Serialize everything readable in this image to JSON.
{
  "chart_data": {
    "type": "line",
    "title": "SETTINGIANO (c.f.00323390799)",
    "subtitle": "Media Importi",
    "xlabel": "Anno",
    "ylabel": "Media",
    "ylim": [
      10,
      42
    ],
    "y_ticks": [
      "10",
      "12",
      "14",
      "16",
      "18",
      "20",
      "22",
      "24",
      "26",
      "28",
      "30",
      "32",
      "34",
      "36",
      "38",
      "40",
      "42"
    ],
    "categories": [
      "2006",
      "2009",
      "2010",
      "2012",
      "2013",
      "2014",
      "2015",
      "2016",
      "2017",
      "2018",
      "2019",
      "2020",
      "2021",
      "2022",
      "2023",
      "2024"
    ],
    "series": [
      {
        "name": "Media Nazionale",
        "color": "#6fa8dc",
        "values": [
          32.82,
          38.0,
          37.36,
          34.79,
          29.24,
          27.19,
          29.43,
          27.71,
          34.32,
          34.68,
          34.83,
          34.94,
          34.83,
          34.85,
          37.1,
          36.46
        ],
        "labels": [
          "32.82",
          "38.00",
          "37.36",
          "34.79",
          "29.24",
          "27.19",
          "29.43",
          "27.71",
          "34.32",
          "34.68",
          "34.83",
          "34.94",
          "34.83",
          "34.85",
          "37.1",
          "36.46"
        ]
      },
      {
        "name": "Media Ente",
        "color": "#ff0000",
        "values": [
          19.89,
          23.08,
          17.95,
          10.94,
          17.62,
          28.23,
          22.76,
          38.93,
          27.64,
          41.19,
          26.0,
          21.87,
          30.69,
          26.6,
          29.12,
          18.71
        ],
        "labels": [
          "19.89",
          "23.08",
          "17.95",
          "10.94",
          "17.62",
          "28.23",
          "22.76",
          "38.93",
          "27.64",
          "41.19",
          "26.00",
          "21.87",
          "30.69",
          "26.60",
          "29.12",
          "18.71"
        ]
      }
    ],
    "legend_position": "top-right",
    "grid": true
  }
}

________________

**Stated goal**
Copy out the full listing exactly.

**Expected answer**
Serialize everything readable in this image to JSON.
{
  "chart_data": {
    "type": "line",
    "title": "SETTINGIANO (c.f.00323390799)",
    "subtitle": "Media Importi",
    "xlabel": "Anno",
    "ylabel": "Media",
    "ylim": [
      10,
      42
    ],
    "y_ticks": [
      "10",
      "12",
      "14",
      "16",
      "18",
      "20",
      "22",
      "24",
      "26",
      "28",
      "30",
      "32",
      "34",
      "36",
      "38",
      "40",
      "42"
    ],
    "categories": [
      "2006",
      "2009",
      "2010",
      "2012",
      "2013",
      "2014",
      "2015",
      "2016",
      "2017",
      "2018",
      "2019",
      "2020",
      "2021",
      "2022",
      "2023",
      "2024"
    ],
    "series": [
      {
        "name": "Media Nazionale",
        "color": "#6fa8dc",
        "values": [
          32.82,
          38.0,
          37.36,
          34.79,
          29.24,
          27.19,
          29.43,
          27.71,
          34.32,
          34.68,
          34.83,
          34.94,
          34.83,
          34.85,
          37.1,
          36.46
        ],
        "labels": [
          "32.82",
          "38.00",
          "37.36",
          "34.79",
          "29.24",
          "27.19",
          "29.43",
          "27.71",
          "34.32",
          "34.68",
          "34.83",
          "34.94",
          "34.83",
          "34.85",
          "37.1",
          "36.46"
        ]
      },
      {
        "name": "Media Ente",
        "color": "#ff0000",
        "values": [
          19.89,
          23.08,
          17.95,
          10.94,
          17.62,
          28.23,
          22.76,
          38.93,
          27.64,
          41.19,
          26.0,
          21.87,
          30.69,
          26.6,
          29.12,
          18.71
        ],
        "labels": [
          "19.89",
          "23.08",
          "17.95",
          "10.94",
          "17.62",
          "28.23",
          "22.76",
          "38.93",
          "27.64",
          "41.19",
          "26.00",
          "21.87",
          "30.69",
          "26.60",
          "29.12",
          "18.71"
        ]
      }
    ],
    "legend_position": "top-right",
    "grid": true
  }
}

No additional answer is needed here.